SUPPLIED ENTRIES -
──────
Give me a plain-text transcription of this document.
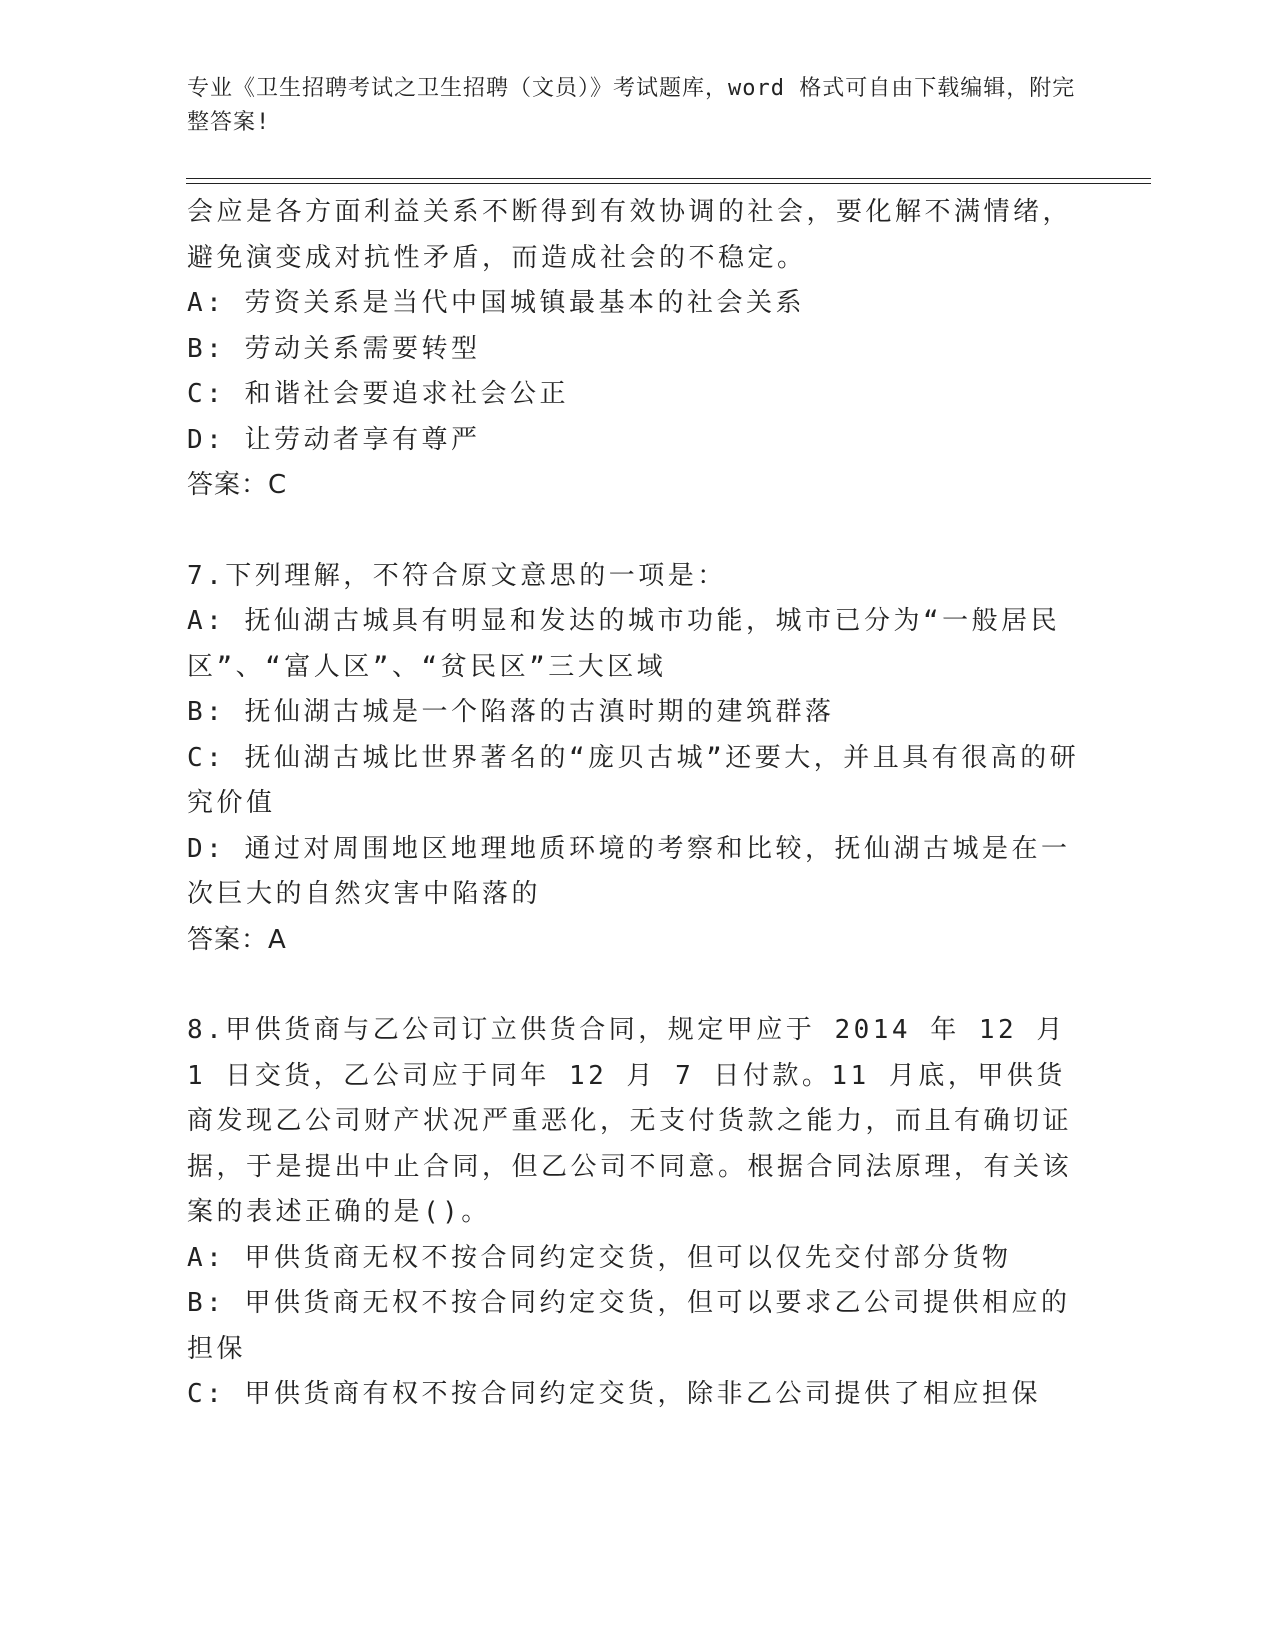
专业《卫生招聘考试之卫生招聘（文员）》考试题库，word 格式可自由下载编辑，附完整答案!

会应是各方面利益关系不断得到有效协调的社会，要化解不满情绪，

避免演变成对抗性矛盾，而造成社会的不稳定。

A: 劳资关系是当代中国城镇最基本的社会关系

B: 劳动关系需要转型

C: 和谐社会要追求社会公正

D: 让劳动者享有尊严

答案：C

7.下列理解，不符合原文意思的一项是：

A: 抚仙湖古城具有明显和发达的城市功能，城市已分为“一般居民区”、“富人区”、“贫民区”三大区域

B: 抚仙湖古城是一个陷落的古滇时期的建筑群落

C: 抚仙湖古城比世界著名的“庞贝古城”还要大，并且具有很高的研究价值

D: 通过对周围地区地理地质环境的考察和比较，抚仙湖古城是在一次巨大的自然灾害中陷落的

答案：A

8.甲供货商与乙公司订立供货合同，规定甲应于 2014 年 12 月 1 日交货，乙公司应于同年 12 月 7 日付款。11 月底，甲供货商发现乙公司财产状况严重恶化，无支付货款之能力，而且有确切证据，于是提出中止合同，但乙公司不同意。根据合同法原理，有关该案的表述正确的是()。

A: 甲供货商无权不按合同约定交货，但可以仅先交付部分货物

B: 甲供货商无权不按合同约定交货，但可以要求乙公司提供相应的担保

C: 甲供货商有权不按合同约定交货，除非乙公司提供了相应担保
──────
WHAT YOU HAVE TO DO - The data above should be repeated exactly, minus any pictures.

ANSWER FOR THIS EXERCISE -
Give me a plain-text transcription of this document.
专业《卫生招聘考试之卫生招聘（文员）》考试题库，word 格式可自由下载编辑，附完整答案!

会应是各方面利益关系不断得到有效协调的社会，要化解不满情绪，

避免演变成对抗性矛盾，而造成社会的不稳定。

A: 劳资关系是当代中国城镇最基本的社会关系

B: 劳动关系需要转型

C: 和谐社会要追求社会公正

D: 让劳动者享有尊严

答案：C

7.下列理解，不符合原文意思的一项是：

A: 抚仙湖古城具有明显和发达的城市功能，城市已分为“一般居民区”、“富人区”、“贫民区”三大区域

B: 抚仙湖古城是一个陷落的古滇时期的建筑群落

C: 抚仙湖古城比世界著名的“庞贝古城”还要大，并且具有很高的研究价值

D: 通过对周围地区地理地质环境的考察和比较，抚仙湖古城是在一次巨大的自然灾害中陷落的

答案：A

8.甲供货商与乙公司订立供货合同，规定甲应于 2014 年 12 月 1 日交货，乙公司应于同年 12 月 7 日付款。11 月底，甲供货商发现乙公司财产状况严重恶化，无支付货款之能力，而且有确切证据，于是提出中止合同，但乙公司不同意。根据合同法原理，有关该案的表述正确的是()。

A: 甲供货商无权不按合同约定交货，但可以仅先交付部分货物

B: 甲供货商无权不按合同约定交货，但可以要求乙公司提供相应的担保

C: 甲供货商有权不按合同约定交货，除非乙公司提供了相应担保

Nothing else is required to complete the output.